UN-Komitee nahm 45 Namen von Terror-Sanktionsliste
Unter österreichischem Vorsitz - Seit 1999 Strafmaßnahmen gegen Taliban und Al-Kaida - Afghanische Regierung betreibt Versöhnungspolitik
Ein UNO-Komitee unter österreichischem Vorsitz hat am
Montag (Ortszeit) 45 Einzelpersonen bzw. Gruppen, die wegen Verbindungen
zu den radikal-islamischen Taliban oder dem Terrornetzwerk Al-Kaida mit
Sanktionen belegt waren, von einer entsprechenden Liste gestrichen.
Damit schrumpfte die Liste auf 443 statt der bisher insgesamt 488 von
den UNO-Sanktionen Betroffenen, bestätigte das Komitee, wie die
österreichische Vertretung bei den Vereinten Nationen in New York in
einer Aussendung mitteilte. Die Maßnahme des Sanktionenausschusses muss
noch vom UNO-Sicherheitsrat abgesegnet werden.

* **Auszüge aus Datensätzen**:
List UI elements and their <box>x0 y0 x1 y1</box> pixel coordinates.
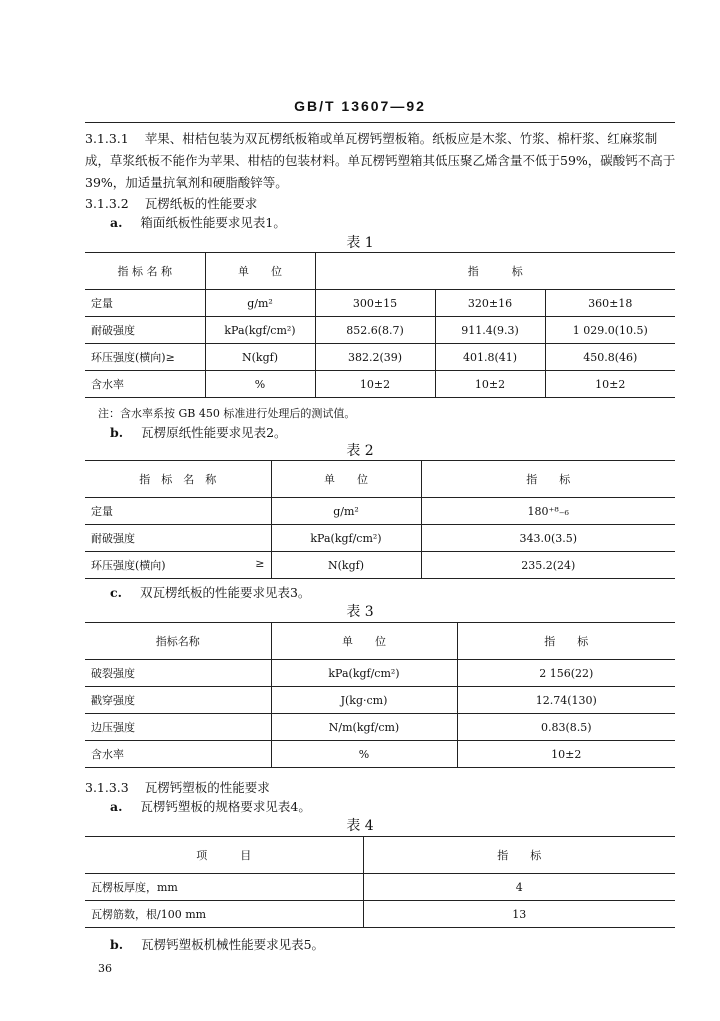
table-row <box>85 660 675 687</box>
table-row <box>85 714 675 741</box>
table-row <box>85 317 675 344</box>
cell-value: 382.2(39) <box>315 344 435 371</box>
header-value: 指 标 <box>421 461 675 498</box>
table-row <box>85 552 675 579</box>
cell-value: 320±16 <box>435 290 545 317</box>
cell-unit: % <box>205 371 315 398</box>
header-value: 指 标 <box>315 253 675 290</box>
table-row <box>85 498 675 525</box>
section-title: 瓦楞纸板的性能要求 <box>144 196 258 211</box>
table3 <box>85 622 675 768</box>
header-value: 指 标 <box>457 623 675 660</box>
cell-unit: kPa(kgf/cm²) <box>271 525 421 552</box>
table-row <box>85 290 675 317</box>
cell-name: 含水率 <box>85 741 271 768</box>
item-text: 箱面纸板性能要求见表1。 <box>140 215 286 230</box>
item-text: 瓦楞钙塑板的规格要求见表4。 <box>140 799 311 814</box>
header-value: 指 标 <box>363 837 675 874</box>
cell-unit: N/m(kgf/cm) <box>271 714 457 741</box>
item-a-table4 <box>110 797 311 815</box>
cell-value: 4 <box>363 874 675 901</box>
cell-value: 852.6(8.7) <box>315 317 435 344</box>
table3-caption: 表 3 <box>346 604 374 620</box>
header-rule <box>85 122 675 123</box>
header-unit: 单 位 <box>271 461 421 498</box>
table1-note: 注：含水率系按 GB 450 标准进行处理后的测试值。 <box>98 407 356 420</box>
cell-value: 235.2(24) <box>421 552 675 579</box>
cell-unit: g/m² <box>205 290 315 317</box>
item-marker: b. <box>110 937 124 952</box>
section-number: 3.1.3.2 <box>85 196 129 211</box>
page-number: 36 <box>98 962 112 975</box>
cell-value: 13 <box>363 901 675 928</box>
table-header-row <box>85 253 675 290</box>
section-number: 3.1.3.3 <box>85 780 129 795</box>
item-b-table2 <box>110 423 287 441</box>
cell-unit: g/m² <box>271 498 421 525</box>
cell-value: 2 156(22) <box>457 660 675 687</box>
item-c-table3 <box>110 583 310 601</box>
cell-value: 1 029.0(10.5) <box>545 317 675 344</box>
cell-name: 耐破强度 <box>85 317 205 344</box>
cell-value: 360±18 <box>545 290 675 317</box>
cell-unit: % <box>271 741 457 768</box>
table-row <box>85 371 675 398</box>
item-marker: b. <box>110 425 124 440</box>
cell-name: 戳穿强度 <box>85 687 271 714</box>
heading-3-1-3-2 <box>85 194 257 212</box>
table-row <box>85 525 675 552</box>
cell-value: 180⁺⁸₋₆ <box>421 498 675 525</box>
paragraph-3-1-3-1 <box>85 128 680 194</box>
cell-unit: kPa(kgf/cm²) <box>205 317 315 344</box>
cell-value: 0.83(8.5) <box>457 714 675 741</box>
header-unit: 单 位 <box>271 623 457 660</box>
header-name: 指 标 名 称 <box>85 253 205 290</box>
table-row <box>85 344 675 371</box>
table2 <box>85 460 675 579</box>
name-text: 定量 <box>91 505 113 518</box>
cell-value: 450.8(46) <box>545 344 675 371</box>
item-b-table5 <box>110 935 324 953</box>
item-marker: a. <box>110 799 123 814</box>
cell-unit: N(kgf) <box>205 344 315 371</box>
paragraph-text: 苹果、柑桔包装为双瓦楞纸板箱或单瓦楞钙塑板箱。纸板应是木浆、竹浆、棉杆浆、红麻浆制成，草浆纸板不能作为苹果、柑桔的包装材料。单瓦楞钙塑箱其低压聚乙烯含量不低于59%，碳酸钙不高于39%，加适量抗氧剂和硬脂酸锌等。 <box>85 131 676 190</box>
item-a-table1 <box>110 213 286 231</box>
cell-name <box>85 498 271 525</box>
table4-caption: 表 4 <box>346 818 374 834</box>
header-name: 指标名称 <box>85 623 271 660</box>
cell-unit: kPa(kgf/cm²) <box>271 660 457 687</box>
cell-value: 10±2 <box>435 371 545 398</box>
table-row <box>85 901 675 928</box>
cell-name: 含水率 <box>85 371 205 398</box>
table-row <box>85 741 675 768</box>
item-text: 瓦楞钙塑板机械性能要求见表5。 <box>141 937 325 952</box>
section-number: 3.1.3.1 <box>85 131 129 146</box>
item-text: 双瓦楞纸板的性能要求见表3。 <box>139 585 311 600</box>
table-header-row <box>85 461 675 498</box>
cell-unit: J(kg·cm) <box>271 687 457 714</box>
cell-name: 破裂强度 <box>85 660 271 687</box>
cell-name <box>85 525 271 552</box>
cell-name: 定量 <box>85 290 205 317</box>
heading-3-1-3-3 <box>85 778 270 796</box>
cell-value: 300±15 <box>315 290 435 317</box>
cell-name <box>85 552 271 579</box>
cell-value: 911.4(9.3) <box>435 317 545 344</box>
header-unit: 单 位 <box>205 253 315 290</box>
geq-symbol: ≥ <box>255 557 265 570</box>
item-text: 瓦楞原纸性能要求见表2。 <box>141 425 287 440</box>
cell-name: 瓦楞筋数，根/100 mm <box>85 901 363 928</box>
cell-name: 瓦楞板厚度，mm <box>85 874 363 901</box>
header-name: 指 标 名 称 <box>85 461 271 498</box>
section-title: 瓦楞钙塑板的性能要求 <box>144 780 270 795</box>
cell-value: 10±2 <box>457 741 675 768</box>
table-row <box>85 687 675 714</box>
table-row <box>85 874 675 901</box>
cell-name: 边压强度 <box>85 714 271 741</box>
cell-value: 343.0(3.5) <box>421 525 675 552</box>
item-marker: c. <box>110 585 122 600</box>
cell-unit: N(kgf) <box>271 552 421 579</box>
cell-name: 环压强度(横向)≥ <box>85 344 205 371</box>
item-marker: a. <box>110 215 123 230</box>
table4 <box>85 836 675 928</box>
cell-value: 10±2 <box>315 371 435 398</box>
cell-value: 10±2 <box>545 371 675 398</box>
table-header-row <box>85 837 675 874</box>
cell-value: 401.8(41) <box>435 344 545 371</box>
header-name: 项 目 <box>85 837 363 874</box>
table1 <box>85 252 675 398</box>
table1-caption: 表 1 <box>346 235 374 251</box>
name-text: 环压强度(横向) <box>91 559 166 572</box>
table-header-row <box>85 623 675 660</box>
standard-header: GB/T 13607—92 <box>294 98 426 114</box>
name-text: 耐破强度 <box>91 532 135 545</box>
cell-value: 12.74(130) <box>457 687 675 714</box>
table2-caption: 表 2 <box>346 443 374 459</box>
--
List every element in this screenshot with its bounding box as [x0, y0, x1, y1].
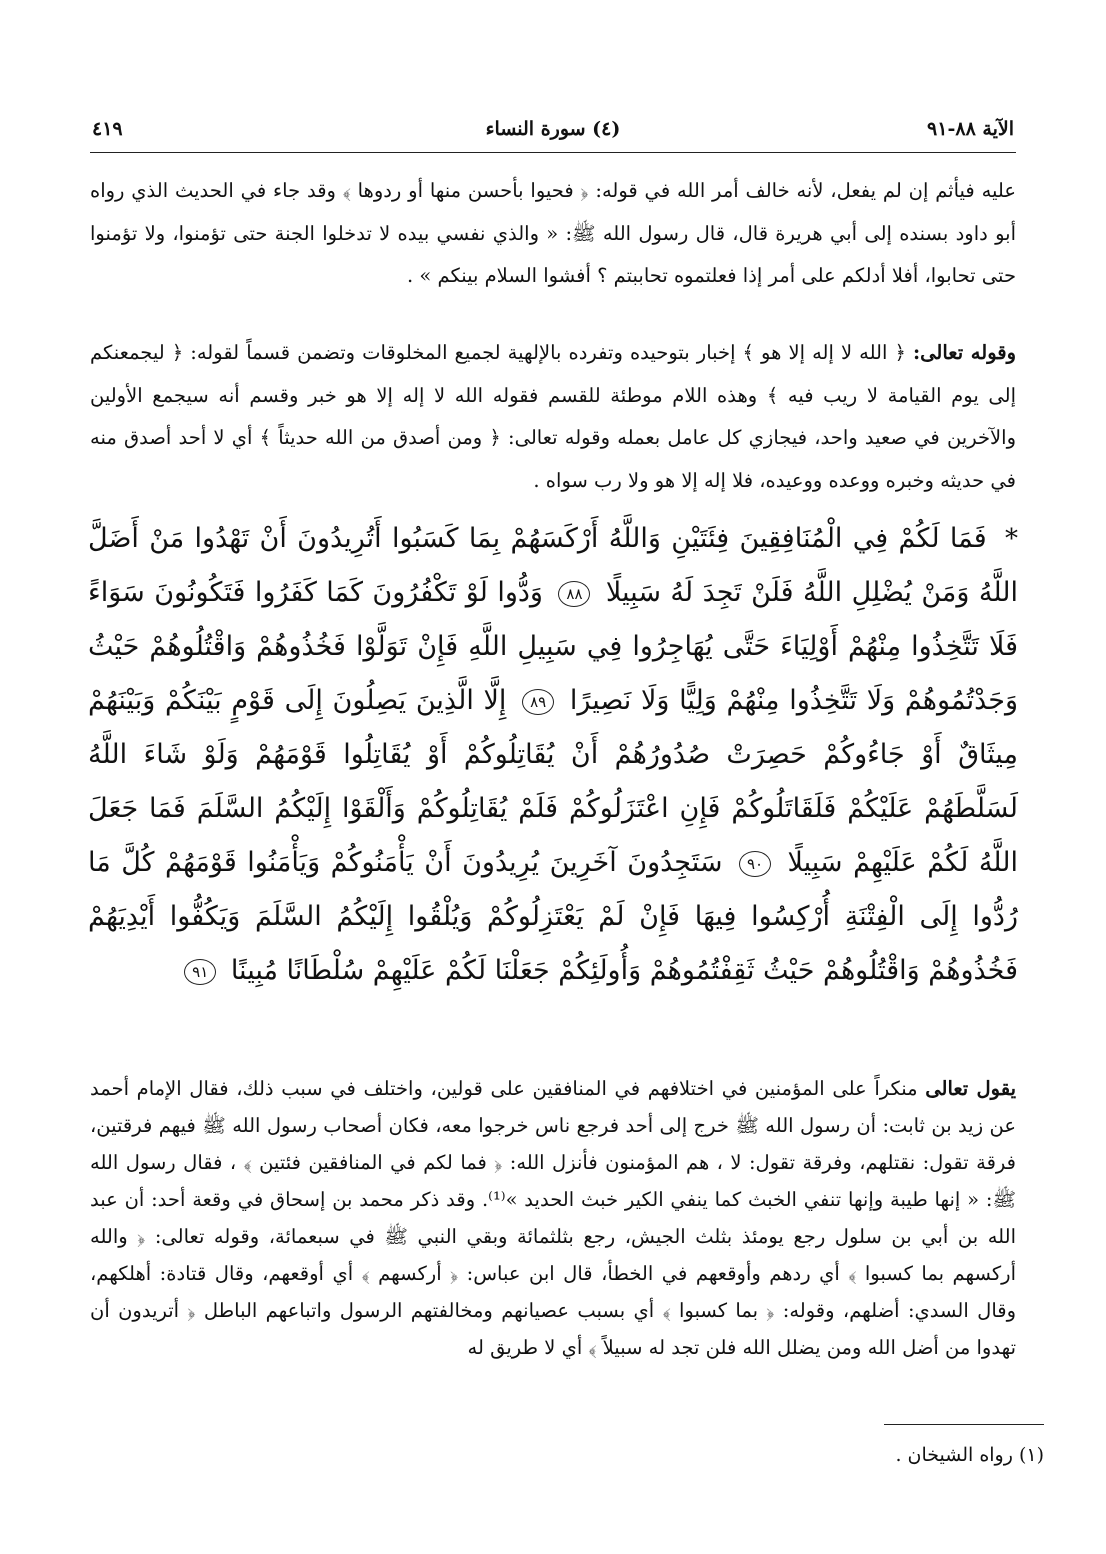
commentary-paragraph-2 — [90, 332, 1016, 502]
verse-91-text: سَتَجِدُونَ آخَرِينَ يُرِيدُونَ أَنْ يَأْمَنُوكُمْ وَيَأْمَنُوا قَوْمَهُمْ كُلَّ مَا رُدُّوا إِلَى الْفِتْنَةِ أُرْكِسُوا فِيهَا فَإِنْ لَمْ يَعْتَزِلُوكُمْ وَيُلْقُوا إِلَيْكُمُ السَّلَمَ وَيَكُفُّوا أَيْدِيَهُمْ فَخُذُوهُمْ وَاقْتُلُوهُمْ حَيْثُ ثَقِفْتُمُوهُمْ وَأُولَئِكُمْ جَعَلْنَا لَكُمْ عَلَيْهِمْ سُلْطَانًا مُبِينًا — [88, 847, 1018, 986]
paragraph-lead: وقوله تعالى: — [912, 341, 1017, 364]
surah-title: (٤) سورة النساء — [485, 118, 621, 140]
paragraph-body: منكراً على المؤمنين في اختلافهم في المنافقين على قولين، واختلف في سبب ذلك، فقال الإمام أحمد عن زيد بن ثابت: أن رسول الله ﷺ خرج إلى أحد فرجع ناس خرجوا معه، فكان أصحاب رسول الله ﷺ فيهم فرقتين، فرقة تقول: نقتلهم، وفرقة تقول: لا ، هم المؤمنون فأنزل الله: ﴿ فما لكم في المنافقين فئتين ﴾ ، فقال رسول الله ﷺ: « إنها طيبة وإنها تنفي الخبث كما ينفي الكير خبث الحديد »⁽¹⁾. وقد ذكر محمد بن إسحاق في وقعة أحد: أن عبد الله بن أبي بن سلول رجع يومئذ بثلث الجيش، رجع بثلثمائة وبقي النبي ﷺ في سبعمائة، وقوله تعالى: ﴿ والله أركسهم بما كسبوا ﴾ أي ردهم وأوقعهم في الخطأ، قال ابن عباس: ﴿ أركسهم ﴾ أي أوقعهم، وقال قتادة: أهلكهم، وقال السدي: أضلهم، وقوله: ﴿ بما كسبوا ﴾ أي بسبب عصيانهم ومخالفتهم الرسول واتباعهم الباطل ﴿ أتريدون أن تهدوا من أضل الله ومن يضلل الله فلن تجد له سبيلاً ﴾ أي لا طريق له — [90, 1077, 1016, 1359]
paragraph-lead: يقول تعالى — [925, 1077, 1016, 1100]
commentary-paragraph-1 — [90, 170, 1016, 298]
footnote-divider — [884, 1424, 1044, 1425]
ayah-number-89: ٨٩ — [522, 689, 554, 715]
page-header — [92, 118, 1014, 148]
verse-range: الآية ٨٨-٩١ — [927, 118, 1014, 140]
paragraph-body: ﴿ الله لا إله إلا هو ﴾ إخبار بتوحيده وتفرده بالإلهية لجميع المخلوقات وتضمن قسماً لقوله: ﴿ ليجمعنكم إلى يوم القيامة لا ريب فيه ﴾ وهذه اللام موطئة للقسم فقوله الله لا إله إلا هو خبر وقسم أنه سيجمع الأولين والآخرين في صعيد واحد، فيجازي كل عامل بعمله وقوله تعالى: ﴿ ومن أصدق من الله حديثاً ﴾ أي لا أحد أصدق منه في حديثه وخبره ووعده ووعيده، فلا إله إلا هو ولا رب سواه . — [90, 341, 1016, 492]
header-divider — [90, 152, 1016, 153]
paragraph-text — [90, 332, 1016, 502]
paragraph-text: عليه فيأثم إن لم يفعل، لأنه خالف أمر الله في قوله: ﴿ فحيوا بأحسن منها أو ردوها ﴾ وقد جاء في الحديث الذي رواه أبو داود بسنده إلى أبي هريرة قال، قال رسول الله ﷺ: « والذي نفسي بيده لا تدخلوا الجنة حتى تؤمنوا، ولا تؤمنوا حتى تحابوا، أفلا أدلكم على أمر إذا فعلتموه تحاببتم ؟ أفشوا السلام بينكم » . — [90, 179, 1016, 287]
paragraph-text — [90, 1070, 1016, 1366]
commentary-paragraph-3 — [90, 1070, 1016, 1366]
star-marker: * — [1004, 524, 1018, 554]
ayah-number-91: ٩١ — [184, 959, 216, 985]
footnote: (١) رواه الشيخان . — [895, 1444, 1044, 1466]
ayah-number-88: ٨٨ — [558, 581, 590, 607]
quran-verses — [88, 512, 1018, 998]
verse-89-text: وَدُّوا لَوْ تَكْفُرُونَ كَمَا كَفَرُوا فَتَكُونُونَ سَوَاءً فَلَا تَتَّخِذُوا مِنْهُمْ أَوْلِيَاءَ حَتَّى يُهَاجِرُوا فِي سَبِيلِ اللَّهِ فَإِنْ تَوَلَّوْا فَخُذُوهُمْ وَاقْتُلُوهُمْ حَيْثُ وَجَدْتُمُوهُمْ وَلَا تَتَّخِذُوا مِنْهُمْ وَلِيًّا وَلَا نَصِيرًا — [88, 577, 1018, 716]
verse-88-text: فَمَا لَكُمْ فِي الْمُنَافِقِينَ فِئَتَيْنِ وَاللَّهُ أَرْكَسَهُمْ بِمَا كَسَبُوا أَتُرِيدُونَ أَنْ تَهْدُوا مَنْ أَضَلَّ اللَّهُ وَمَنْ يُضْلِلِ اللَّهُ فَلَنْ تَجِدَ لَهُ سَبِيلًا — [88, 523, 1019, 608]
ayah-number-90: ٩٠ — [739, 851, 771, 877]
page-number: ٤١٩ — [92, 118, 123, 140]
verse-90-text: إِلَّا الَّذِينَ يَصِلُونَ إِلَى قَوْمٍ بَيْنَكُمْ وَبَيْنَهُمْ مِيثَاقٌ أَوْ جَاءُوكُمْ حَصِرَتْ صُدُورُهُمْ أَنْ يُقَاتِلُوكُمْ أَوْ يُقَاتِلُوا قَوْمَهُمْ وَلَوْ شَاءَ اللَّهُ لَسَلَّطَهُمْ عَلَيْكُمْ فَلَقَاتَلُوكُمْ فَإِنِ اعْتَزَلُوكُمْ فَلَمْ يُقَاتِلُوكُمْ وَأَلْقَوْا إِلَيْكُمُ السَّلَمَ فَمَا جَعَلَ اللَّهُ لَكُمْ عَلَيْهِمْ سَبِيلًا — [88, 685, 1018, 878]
---
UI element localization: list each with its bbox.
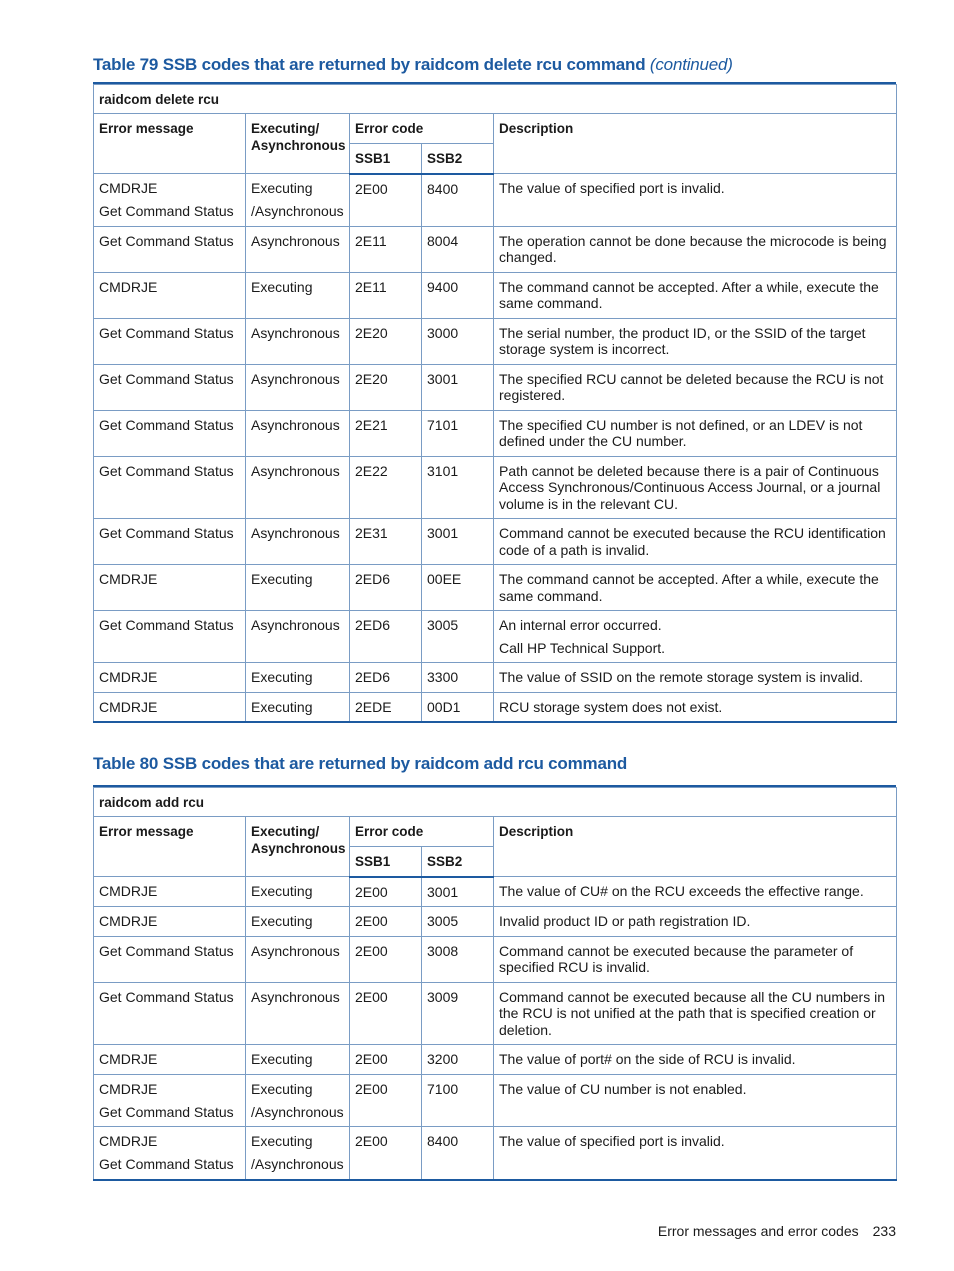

* **Ihre Aufgaben**:
[1] Auf wie viele Betroffene schrumpfte die Liste laut dem Artikel über die UN-Terror-Sanktionsliste durch die Streichung?
[2] Greifen Sie den Artikel über die UN-Terror-Sanktionsliste wieder auf und führen Sie ihn im Anschluss an seinen letzten Satz weiter.
Die Datensätze sind eigenständiges Material und gehören nicht zum Artikel über die UN-Terror-Sanktionsliste.

* **Antworten**:
[1] Auf 443 statt der bisher 488.

[2]
Bei zehn von den 45 handelt es sich um Taliban-Führer, bei 14 um
mutmaßliche Al-Kaida-Terroristen, bei 21 um Organisationen, denen
Kontakte zur Al-Kaida nachgesagt wurden. Terrorverdächtige können von
der Liste gestrichen werden, wenn sie der Gewalt abschwören, die Waffen
niederlegen, den Kontakt zu Extremistengruppen abbrechen und die
afghanische Verfassung akzeptieren.
Unter den von der Liste gestrichenen Personen sind aber auch acht, die
nicht mehr am Leben sind. Rund 30 weitere Verstorbene könnten sich noch
darauf befinden, denn "es ist nicht leicht, Tote von der Liste zu
bekommen", so Österreichs UNO-Botschafter Thomas Mayr-Harting als
Komitee-Vorsitzender. Dafür müsse es hieb- und stichfeste Beweise für
das Ableben geben. Seit 1999 waren in mehreren Resolutionen des
UNO-Sicherheitsrates die Taliban, Al-Kaida-Führer Osama Bin Laden und
ihre Gefolgsleute mit Reiseverboten, Waffenembargos und Sperren ihrer
Vermögen belegt worden.
"Jeden Fall gründlich diskutiert"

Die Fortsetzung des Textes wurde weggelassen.